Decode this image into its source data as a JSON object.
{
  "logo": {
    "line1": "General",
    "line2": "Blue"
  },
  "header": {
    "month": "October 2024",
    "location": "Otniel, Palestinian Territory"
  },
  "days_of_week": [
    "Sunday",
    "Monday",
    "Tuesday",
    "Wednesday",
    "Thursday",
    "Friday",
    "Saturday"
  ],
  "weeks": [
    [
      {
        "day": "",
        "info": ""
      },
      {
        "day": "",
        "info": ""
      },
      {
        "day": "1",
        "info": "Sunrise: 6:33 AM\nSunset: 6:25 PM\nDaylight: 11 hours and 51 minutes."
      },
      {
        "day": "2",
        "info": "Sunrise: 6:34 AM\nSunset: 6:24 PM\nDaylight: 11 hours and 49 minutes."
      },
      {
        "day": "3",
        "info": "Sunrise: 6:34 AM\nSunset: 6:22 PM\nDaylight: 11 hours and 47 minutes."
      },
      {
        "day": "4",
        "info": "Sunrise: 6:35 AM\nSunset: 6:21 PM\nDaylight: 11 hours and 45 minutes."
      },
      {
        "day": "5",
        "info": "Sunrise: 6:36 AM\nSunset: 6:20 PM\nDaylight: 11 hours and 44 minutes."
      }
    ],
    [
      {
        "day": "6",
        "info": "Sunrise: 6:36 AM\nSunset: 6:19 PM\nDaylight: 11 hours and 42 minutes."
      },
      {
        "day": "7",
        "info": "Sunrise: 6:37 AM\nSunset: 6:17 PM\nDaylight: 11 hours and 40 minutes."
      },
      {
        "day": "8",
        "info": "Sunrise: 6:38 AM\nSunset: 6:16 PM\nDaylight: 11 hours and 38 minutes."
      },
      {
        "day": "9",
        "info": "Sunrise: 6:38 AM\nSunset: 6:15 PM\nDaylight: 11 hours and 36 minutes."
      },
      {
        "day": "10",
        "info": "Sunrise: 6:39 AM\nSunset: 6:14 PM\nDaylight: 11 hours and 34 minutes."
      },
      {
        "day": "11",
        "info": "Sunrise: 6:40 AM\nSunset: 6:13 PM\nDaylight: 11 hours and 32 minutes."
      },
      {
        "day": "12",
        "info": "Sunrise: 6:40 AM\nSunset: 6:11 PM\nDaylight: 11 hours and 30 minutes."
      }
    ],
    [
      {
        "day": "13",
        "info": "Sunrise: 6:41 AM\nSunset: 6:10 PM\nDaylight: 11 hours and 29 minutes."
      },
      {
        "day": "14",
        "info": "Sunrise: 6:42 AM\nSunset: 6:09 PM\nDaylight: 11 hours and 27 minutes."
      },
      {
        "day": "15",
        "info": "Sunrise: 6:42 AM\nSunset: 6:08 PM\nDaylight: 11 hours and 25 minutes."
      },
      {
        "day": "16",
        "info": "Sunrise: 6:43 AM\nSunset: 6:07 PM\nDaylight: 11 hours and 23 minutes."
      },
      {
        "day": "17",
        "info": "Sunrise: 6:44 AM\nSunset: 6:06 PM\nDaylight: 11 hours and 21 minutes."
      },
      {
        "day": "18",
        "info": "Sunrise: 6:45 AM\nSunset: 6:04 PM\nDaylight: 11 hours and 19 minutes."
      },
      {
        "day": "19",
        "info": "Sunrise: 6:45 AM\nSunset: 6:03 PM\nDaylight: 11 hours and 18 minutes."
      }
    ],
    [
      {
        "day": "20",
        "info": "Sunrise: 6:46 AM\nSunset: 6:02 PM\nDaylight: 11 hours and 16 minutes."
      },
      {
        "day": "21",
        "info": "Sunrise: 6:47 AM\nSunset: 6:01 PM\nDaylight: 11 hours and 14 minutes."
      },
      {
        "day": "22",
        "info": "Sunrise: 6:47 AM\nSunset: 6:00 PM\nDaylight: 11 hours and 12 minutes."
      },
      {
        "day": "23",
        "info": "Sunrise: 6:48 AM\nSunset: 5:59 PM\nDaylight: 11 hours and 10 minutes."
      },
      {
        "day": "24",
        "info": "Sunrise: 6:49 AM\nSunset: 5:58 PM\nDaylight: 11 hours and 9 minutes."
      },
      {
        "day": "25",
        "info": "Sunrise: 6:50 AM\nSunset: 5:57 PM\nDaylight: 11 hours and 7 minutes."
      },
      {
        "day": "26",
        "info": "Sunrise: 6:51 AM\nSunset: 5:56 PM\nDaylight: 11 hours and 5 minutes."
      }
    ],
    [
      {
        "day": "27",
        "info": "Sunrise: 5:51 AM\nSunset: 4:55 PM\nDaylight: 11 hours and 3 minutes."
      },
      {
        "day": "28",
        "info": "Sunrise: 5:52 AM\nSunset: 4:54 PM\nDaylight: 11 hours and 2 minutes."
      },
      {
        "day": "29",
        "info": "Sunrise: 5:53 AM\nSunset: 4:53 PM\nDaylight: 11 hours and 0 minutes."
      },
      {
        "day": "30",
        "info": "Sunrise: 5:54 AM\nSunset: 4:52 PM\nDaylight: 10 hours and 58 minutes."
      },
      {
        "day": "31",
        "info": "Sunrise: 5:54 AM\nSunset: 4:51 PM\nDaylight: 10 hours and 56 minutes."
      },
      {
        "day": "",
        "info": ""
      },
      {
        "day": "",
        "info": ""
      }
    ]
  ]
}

—————

Copy all the lines, exactly.

Decode this image into its source data as a JSON object.
{
  "logo": {
    "line1": "General",
    "line2": "Blue"
  },
  "header": {
    "month": "October 2024",
    "location": "Otniel, Palestinian Territory"
  },
  "days_of_week": [
    "Sunday",
    "Monday",
    "Tuesday",
    "Wednesday",
    "Thursday",
    "Friday",
    "Saturday"
  ],
  "weeks": [
    [
      {
        "day": "",
        "info": ""
      },
      {
        "day": "",
        "info": ""
      },
      {
        "day": "1",
        "info": "Sunrise: 6:33 AM\nSunset: 6:25 PM\nDaylight: 11 hours and 51 minutes."
      },
      {
        "day": "2",
        "info": "Sunrise: 6:34 AM\nSunset: 6:24 PM\nDaylight: 11 hours and 49 minutes."
      },
      {
        "day": "3",
        "info": "Sunrise: 6:34 AM\nSunset: 6:22 PM\nDaylight: 11 hours and 47 minutes."
      },
      {
        "day": "4",
        "info": "Sunrise: 6:35 AM\nSunset: 6:21 PM\nDaylight: 11 hours and 45 minutes."
      },
      {
        "day": "5",
        "info": "Sunrise: 6:36 AM\nSunset: 6:20 PM\nDaylight: 11 hours and 44 minutes."
      }
    ],
    [
      {
        "day": "6",
        "info": "Sunrise: 6:36 AM\nSunset: 6:19 PM\nDaylight: 11 hours and 42 minutes."
      },
      {
        "day": "7",
        "info": "Sunrise: 6:37 AM\nSunset: 6:17 PM\nDaylight: 11 hours and 40 minutes."
      },
      {
        "day": "8",
        "info": "Sunrise: 6:38 AM\nSunset: 6:16 PM\nDaylight: 11 hours and 38 minutes."
      },
      {
        "day": "9",
        "info": "Sunrise: 6:38 AM\nSunset: 6:15 PM\nDaylight: 11 hours and 36 minutes."
      },
      {
        "day": "10",
        "info": "Sunrise: 6:39 AM\nSunset: 6:14 PM\nDaylight: 11 hours and 34 minutes."
      },
      {
        "day": "11",
        "info": "Sunrise: 6:40 AM\nSunset: 6:13 PM\nDaylight: 11 hours and 32 minutes."
      },
      {
        "day": "12",
        "info": "Sunrise: 6:40 AM\nSunset: 6:11 PM\nDaylight: 11 hours and 30 minutes."
      }
    ],
    [
      {
        "day": "13",
        "info": "Sunrise: 6:41 AM\nSunset: 6:10 PM\nDaylight: 11 hours and 29 minutes."
      },
      {
        "day": "14",
        "info": "Sunrise: 6:42 AM\nSunset: 6:09 PM\nDaylight: 11 hours and 27 minutes."
      },
      {
        "day": "15",
        "info": "Sunrise: 6:42 AM\nSunset: 6:08 PM\nDaylight: 11 hours and 25 minutes."
      },
      {
        "day": "16",
        "info": "Sunrise: 6:43 AM\nSunset: 6:07 PM\nDaylight: 11 hours and 23 minutes."
      },
      {
        "day": "17",
        "info": "Sunrise: 6:44 AM\nSunset: 6:06 PM\nDaylight: 11 hours and 21 minutes."
      },
      {
        "day": "18",
        "info": "Sunrise: 6:45 AM\nSunset: 6:04 PM\nDaylight: 11 hours and 19 minutes."
      },
      {
        "day": "19",
        "info": "Sunrise: 6:45 AM\nSunset: 6:03 PM\nDaylight: 11 hours and 18 minutes."
      }
    ],
    [
      {
        "day": "20",
        "info": "Sunrise: 6:46 AM\nSunset: 6:02 PM\nDaylight: 11 hours and 16 minutes."
      },
      {
        "day": "21",
        "info": "Sunrise: 6:47 AM\nSunset: 6:01 PM\nDaylight: 11 hours and 14 minutes."
      },
      {
        "day": "22",
        "info": "Sunrise: 6:47 AM\nSunset: 6:00 PM\nDaylight: 11 hours and 12 minutes."
      },
      {
        "day": "23",
        "info": "Sunrise: 6:48 AM\nSunset: 5:59 PM\nDaylight: 11 hours and 10 minutes."
      },
      {
        "day": "24",
        "info": "Sunrise: 6:49 AM\nSunset: 5:58 PM\nDaylight: 11 hours and 9 minutes."
      },
      {
        "day": "25",
        "info": "Sunrise: 6:50 AM\nSunset: 5:57 PM\nDaylight: 11 hours and 7 minutes."
      },
      {
        "day": "26",
        "info": "Sunrise: 6:51 AM\nSunset: 5:56 PM\nDaylight: 11 hours and 5 minutes."
      }
    ],
    [
      {
        "day": "27",
        "info": "Sunrise: 5:51 AM\nSunset: 4:55 PM\nDaylight: 11 hours and 3 minutes."
      },
      {
        "day": "28",
        "info": "Sunrise: 5:52 AM\nSunset: 4:54 PM\nDaylight: 11 hours and 2 minutes."
      },
      {
        "day": "29",
        "info": "Sunrise: 5:53 AM\nSunset: 4:53 PM\nDaylight: 11 hours and 0 minutes."
      },
      {
        "day": "30",
        "info": "Sunrise: 5:54 AM\nSunset: 4:52 PM\nDaylight: 10 hours and 58 minutes."
      },
      {
        "day": "31",
        "info": "Sunrise: 5:54 AM\nSunset: 4:51 PM\nDaylight: 10 hours and 56 minutes."
      },
      {
        "day": "",
        "info": ""
      },
      {
        "day": "",
        "info": ""
      }
    ]
  ]
}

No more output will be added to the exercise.